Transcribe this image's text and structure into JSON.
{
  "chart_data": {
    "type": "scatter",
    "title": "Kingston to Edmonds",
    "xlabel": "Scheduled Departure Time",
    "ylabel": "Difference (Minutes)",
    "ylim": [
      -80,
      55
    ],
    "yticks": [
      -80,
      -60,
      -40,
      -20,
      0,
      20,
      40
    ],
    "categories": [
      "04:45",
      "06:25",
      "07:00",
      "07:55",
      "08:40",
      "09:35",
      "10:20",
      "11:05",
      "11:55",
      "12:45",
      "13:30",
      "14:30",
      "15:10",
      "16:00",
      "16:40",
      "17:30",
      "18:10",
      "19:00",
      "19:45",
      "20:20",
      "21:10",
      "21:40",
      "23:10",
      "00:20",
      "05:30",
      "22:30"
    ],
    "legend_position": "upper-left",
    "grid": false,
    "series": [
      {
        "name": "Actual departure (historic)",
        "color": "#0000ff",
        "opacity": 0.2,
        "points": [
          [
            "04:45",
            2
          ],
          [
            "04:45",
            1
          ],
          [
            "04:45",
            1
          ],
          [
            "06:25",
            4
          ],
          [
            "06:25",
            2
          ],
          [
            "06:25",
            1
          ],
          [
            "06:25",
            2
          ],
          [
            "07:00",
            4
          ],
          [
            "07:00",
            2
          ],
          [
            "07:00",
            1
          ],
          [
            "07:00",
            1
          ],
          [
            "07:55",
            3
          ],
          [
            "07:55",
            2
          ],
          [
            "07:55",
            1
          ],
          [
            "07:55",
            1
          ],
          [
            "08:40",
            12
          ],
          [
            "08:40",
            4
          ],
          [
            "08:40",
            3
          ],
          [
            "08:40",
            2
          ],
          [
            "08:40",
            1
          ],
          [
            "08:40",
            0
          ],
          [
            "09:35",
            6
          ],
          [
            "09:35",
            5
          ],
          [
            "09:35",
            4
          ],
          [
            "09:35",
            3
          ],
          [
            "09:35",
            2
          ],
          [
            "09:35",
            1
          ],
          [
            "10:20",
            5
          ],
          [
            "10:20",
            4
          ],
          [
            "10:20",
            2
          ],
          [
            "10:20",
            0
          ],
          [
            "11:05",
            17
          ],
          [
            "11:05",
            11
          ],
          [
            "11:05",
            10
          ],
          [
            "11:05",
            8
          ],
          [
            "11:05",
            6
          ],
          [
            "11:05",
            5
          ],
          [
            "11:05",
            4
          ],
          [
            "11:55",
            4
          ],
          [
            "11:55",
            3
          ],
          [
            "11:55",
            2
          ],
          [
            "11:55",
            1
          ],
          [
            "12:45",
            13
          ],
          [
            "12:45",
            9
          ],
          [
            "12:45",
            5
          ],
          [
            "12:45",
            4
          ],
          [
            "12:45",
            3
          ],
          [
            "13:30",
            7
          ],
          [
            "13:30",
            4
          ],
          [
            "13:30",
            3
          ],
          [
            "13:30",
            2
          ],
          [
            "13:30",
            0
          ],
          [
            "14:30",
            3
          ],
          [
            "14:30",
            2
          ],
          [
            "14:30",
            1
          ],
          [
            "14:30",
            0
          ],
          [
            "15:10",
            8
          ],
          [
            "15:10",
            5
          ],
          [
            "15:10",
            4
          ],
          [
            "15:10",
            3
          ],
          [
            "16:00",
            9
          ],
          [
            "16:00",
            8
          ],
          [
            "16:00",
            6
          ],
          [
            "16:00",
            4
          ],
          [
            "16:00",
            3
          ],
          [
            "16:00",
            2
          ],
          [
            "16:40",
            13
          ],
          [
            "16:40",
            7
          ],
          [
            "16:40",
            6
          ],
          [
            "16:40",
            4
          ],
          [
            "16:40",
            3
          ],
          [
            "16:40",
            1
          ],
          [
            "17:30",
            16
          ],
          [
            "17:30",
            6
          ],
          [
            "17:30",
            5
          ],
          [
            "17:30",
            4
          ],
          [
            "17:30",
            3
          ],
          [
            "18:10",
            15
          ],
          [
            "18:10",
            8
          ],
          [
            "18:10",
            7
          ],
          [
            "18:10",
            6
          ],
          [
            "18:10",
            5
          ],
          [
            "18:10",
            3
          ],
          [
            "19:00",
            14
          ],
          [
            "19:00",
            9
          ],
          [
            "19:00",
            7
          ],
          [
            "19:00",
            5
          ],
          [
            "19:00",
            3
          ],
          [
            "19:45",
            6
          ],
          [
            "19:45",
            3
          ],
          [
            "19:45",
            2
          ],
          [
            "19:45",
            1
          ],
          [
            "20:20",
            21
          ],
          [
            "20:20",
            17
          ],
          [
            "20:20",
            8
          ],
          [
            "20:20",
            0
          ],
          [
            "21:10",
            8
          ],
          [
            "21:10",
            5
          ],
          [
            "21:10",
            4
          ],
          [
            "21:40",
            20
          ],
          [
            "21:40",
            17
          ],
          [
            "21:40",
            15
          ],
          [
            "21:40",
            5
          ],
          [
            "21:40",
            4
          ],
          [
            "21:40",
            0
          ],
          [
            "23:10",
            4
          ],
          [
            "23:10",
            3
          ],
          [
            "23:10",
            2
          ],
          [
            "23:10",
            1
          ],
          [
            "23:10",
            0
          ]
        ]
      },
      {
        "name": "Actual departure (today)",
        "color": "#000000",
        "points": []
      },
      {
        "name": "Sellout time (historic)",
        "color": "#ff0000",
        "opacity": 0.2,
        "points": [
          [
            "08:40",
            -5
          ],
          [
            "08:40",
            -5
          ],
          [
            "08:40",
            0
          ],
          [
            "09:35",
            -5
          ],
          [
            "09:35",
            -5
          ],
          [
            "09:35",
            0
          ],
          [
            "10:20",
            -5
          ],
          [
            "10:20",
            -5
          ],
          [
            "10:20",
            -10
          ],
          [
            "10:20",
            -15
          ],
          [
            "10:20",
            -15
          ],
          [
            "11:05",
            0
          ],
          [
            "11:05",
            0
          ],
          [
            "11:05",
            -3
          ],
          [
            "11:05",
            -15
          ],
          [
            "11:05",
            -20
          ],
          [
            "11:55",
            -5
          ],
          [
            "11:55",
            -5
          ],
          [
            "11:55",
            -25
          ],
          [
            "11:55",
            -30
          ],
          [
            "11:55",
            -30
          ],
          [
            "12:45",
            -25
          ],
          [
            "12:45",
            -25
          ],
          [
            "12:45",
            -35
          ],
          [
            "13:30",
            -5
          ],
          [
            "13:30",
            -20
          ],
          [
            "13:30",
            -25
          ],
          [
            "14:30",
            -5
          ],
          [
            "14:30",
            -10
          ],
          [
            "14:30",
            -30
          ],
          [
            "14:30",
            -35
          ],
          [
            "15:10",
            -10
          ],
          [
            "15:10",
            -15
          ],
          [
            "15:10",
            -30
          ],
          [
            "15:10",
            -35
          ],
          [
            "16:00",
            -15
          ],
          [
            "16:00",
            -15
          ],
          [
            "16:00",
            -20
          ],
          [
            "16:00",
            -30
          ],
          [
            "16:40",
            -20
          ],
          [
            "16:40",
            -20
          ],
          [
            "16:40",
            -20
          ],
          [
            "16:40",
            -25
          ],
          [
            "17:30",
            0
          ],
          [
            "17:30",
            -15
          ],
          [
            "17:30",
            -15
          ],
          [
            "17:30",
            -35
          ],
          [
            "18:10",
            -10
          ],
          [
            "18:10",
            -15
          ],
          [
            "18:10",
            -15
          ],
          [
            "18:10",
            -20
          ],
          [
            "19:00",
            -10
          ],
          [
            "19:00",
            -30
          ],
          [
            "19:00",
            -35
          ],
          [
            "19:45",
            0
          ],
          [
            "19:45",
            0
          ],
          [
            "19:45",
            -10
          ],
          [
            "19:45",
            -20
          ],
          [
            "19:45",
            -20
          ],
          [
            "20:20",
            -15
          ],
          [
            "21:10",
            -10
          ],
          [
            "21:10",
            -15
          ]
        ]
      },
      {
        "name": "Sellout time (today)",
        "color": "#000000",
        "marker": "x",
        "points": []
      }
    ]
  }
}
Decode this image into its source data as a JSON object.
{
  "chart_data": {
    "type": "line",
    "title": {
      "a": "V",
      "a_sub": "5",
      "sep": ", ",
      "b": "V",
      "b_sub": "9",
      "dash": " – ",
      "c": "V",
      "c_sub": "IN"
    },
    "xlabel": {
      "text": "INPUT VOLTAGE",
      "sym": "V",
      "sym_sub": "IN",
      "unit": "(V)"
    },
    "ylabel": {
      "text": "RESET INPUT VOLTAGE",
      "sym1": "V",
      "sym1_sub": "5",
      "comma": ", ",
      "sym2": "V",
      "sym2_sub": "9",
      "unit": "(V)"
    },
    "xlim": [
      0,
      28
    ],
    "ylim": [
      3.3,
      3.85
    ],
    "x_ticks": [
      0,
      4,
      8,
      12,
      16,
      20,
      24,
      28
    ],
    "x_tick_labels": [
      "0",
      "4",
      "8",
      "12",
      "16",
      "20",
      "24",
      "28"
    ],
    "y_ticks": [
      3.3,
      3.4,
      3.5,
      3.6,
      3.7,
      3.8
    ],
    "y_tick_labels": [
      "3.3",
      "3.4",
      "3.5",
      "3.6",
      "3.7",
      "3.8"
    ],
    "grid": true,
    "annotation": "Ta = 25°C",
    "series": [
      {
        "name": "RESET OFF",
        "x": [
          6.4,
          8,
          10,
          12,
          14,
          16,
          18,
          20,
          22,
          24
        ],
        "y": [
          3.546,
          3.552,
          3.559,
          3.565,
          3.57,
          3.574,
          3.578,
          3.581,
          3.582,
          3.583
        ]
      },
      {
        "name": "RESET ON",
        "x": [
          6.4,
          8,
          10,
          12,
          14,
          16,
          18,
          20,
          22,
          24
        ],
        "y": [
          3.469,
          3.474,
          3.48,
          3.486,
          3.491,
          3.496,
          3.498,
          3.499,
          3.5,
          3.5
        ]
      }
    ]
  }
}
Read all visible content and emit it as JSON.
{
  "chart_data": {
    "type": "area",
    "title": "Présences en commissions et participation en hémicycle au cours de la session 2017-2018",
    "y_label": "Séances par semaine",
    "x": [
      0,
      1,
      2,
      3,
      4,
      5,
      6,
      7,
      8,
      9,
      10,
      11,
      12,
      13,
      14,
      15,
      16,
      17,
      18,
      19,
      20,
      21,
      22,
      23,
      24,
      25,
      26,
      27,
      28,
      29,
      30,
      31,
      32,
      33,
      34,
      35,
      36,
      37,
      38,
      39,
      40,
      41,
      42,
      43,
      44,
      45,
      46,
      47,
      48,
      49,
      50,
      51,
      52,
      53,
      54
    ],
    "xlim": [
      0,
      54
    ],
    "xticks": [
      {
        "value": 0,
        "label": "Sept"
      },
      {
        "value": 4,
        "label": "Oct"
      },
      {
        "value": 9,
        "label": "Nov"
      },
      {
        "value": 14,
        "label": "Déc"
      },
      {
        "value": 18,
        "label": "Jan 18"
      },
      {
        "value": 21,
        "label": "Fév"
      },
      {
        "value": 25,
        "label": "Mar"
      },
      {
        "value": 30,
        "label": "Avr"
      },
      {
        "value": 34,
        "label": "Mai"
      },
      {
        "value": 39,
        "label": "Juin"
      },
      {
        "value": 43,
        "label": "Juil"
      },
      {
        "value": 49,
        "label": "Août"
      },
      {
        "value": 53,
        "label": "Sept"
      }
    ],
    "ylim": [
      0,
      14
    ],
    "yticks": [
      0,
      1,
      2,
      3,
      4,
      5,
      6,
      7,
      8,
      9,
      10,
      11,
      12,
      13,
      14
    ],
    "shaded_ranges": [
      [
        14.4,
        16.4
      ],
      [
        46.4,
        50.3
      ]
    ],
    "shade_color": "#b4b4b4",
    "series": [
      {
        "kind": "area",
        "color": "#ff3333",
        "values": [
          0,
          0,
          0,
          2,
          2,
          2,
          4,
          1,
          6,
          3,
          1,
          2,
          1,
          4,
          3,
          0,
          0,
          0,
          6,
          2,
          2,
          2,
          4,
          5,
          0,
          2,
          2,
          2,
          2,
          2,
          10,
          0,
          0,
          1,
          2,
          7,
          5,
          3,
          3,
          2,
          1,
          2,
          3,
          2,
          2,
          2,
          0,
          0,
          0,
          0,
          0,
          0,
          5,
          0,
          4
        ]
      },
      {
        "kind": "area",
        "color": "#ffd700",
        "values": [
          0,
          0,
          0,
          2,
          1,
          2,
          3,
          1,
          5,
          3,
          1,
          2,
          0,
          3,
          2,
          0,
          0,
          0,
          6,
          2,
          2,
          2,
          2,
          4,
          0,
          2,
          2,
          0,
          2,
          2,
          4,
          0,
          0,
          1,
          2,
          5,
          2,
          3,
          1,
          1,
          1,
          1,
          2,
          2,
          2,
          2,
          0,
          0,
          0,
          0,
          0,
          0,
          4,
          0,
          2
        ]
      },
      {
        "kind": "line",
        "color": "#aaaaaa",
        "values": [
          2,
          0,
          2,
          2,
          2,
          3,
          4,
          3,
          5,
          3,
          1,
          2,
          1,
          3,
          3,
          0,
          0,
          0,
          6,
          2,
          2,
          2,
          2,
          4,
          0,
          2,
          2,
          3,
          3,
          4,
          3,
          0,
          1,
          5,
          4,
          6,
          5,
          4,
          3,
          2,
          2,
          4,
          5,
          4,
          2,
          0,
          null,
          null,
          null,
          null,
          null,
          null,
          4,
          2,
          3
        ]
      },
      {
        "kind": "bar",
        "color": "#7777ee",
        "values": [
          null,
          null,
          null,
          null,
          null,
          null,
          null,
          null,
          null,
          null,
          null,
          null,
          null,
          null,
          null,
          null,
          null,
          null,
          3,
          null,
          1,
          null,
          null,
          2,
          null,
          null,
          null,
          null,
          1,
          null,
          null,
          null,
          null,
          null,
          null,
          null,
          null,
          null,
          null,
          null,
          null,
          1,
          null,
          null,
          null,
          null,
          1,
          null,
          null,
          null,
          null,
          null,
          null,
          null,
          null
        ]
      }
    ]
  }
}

__THE TASK__: Copy each line above that contains the word "Sellout".

__FULL RESPONSE__:
        "name": "Sellout time (historic)",
        "name": "Sellout time (today)",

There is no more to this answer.